╭─ Working data

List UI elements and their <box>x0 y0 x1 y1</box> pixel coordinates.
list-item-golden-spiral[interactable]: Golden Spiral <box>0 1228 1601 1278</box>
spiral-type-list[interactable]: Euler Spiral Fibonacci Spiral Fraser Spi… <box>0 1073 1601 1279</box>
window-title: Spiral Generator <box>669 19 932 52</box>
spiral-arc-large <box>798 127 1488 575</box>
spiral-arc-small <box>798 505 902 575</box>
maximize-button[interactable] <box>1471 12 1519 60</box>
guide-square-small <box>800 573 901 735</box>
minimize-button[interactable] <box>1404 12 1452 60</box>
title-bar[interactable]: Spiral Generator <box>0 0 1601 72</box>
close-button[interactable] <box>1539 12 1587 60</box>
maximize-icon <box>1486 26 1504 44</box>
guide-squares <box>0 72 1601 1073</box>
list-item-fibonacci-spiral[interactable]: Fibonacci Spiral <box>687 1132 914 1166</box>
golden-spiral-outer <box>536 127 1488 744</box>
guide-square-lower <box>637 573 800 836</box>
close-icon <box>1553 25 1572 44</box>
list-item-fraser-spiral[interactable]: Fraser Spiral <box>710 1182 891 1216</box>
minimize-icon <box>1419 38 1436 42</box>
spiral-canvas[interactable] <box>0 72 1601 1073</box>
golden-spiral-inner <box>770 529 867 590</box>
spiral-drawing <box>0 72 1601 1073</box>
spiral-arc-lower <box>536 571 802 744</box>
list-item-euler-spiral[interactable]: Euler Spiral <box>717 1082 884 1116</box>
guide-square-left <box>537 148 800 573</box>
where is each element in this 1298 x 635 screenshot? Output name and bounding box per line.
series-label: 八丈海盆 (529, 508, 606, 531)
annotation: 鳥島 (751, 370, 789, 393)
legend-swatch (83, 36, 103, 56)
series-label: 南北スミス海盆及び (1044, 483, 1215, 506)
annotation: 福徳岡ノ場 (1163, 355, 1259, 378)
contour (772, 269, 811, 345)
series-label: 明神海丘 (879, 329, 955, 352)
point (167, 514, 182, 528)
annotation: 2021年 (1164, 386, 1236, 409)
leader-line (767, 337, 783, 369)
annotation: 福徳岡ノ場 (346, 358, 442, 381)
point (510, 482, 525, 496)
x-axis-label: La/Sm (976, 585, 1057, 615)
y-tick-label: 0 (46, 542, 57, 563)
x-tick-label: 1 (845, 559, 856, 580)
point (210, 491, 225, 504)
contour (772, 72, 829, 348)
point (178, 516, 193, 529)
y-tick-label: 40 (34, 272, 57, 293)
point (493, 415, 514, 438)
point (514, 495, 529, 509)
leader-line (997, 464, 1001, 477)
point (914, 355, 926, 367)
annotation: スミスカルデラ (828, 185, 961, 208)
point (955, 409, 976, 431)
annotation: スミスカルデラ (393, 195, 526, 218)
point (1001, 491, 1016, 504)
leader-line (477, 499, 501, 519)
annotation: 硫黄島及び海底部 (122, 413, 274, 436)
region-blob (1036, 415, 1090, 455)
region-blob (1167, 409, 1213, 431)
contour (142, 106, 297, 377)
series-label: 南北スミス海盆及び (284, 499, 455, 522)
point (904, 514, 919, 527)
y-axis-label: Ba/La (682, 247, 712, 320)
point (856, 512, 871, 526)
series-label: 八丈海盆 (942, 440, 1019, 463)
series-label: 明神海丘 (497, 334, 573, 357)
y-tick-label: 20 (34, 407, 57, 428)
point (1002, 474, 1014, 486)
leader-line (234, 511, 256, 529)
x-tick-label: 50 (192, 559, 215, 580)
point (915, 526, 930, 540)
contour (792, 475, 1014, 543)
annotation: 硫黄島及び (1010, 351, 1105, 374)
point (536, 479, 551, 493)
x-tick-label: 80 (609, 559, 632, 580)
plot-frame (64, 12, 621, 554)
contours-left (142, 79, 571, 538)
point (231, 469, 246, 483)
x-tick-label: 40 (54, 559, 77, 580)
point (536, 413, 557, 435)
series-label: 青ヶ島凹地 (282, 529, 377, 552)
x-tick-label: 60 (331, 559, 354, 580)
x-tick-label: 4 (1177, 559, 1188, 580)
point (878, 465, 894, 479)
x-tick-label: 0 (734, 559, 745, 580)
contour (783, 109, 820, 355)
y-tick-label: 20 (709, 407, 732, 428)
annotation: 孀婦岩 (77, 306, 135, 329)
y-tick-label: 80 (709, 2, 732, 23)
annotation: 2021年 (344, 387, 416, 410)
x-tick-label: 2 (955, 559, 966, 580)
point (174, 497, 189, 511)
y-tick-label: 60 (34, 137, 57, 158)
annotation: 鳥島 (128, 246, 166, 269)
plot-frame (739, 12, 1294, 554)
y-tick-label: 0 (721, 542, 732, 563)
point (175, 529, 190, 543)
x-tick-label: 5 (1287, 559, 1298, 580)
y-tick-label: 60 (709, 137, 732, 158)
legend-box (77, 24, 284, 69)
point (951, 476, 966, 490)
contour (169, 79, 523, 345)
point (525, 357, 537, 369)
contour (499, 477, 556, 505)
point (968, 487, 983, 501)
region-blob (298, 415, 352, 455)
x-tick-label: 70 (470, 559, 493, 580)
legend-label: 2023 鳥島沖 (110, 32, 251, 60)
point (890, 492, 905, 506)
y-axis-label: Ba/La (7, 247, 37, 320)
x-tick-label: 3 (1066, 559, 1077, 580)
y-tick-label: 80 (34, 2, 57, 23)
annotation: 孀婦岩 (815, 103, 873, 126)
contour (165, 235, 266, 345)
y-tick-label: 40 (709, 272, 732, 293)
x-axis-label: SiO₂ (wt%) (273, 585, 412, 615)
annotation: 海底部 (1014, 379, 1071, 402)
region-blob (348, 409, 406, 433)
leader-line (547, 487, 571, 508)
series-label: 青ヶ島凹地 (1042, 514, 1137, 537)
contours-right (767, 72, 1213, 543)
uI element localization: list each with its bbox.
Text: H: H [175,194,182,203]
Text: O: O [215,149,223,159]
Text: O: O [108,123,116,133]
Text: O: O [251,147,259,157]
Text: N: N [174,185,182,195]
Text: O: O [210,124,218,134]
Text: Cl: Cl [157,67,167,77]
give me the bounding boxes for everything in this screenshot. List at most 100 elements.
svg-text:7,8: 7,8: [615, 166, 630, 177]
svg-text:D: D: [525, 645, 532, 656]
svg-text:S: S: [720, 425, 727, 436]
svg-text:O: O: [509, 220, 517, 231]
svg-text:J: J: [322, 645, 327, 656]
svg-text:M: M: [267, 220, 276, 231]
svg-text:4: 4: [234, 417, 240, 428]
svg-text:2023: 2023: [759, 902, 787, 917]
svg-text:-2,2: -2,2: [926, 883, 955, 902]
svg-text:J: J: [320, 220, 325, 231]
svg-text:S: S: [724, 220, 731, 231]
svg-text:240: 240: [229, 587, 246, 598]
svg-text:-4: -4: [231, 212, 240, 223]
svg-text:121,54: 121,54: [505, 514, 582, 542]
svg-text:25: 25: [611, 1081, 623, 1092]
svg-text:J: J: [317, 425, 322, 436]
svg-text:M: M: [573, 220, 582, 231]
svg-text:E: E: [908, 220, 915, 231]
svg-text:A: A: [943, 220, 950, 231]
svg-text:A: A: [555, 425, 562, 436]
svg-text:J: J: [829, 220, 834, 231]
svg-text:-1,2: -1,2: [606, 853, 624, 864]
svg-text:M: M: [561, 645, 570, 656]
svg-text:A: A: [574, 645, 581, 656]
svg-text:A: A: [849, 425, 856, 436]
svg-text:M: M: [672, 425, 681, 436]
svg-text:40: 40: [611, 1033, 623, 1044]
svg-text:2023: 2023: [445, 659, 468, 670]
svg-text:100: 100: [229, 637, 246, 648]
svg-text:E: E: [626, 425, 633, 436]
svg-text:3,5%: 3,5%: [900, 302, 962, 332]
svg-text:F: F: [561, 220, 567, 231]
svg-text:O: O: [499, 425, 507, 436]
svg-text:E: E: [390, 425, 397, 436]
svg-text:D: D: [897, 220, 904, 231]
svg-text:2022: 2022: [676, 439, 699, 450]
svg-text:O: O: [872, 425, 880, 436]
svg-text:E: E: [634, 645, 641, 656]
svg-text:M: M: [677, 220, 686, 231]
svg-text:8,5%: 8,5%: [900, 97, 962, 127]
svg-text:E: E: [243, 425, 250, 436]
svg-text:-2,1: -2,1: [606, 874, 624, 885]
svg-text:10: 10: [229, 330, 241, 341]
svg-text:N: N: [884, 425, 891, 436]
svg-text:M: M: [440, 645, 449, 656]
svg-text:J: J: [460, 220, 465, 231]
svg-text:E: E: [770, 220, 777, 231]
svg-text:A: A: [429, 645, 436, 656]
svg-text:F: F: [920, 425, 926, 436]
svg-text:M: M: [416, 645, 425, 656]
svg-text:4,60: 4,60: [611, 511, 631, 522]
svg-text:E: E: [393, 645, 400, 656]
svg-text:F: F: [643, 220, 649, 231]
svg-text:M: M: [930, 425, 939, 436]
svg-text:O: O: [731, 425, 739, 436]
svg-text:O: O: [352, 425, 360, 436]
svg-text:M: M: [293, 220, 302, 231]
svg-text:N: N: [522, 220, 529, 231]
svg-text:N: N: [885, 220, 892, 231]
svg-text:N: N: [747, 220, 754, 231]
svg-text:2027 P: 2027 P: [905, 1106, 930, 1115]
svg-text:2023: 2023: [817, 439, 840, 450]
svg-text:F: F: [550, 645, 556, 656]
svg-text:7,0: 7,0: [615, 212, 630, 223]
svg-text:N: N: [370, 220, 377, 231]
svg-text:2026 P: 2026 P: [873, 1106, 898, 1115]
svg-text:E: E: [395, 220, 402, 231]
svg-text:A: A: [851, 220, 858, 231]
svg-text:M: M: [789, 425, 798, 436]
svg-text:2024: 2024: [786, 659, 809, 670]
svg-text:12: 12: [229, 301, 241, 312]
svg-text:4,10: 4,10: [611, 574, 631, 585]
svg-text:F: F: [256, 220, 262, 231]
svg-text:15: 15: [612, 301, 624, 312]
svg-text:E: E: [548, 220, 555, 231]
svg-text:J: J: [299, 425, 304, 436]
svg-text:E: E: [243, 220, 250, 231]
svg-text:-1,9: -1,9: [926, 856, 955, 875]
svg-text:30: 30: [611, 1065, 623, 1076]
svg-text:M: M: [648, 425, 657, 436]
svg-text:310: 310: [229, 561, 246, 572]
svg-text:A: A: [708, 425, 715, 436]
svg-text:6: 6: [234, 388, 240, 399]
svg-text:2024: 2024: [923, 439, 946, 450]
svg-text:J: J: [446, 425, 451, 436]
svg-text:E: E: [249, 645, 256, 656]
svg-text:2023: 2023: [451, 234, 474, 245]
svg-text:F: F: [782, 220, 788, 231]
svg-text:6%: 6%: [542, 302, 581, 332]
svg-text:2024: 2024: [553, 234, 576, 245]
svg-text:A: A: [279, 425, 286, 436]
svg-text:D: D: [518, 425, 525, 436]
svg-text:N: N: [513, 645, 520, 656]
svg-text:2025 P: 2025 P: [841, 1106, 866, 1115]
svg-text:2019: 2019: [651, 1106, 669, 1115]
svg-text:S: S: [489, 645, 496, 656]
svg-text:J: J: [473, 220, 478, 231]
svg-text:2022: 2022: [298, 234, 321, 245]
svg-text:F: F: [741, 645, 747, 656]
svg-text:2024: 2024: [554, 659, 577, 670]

╰─

* _Problem description_: Convert the lines above, from the first one through the line containing "annotation: 2021年 (1164, 386, 1236, 409)", inclusive, into a JSON list of strings with one string per line, leaving out blank lines.

* _Result of this exercise_:
[
  "List UI elements and their <box>x0 y0 x1 y1</box> pixel coordinates.",
  "list-item-golden-spiral[interactable]: Golden Spiral <box>0 1228 1601 1278</box>",
  "spiral-type-list[interactable]: Euler Spiral Fibonacci Spiral Fraser Spi… <box>0 1073 1601 1279</box>",
  "window-title: Spiral Generator <box>669 19 932 52</box>",
  "spiral-arc-large <box>798 127 1488 575</box>",
  "spiral-arc-small <box>798 505 902 575</box>",
  "maximize-button[interactable] <box>1471 12 1519 60</box>",
  "guide-square-small <box>800 573 901 735</box>",
  "minimize-button[interactable] <box>1404 12 1452 60</box>",
  "title-bar[interactable]: Spiral Generator <box>0 0 1601 72</box>",
  "close-button[interactable] <box>1539 12 1587 60</box>",
  "maximize-icon <box>1486 26 1504 44</box>",
  "guide-squares <box>0 72 1601 1073</box>",
  "list-item-fibonacci-spiral[interactable]: Fibonacci Spiral <box>687 1132 914 1166</box>",
  "golden-spiral-outer <box>536 127 1488 744</box>",
  "guide-square-lower <box>637 573 800 836</box>",
  "close-icon <box>1553 25 1572 44</box>",
  "list-item-fraser-spiral[interactable]: Fraser Spiral <box>710 1182 891 1216</box>",
  "minimize-icon <box>1419 38 1436 42</box>",
  "spiral-canvas[interactable] <box>0 72 1601 1073</box>",
  "golden-spiral-inner <box>770 529 867 590</box>",
  "spiral-drawing <box>0 72 1601 1073</box>",
  "spiral-arc-lower <box>536 571 802 744</box>",
  "list-item-euler-spiral[interactable]: Euler Spiral <box>717 1082 884 1116</box>",
  "guide-square-left <box>537 148 800 573</box>",
  "where is each element in this 1298 x 635 screenshot? Output name and bounding box per line.",
  "series-label: 八丈海盆 (529, 508, 606, 531)",
  "annotation: 鳥島 (751, 370, 789, 393)",
  "legend-swatch (83, 36, 103, 56)",
  "series-label: 南北スミス海盆及び (1044, 483, 1215, 506)",
  "annotation: 福徳岡ノ場 (1163, 355, 1259, 378)",
  "contour (772, 269, 811, 345)",
  "series-label: 明神海丘 (879, 329, 955, 352)",
  "point (167, 514, 182, 528)",
  "annotation: 2021年 (1164, 386, 1236, 409)"
]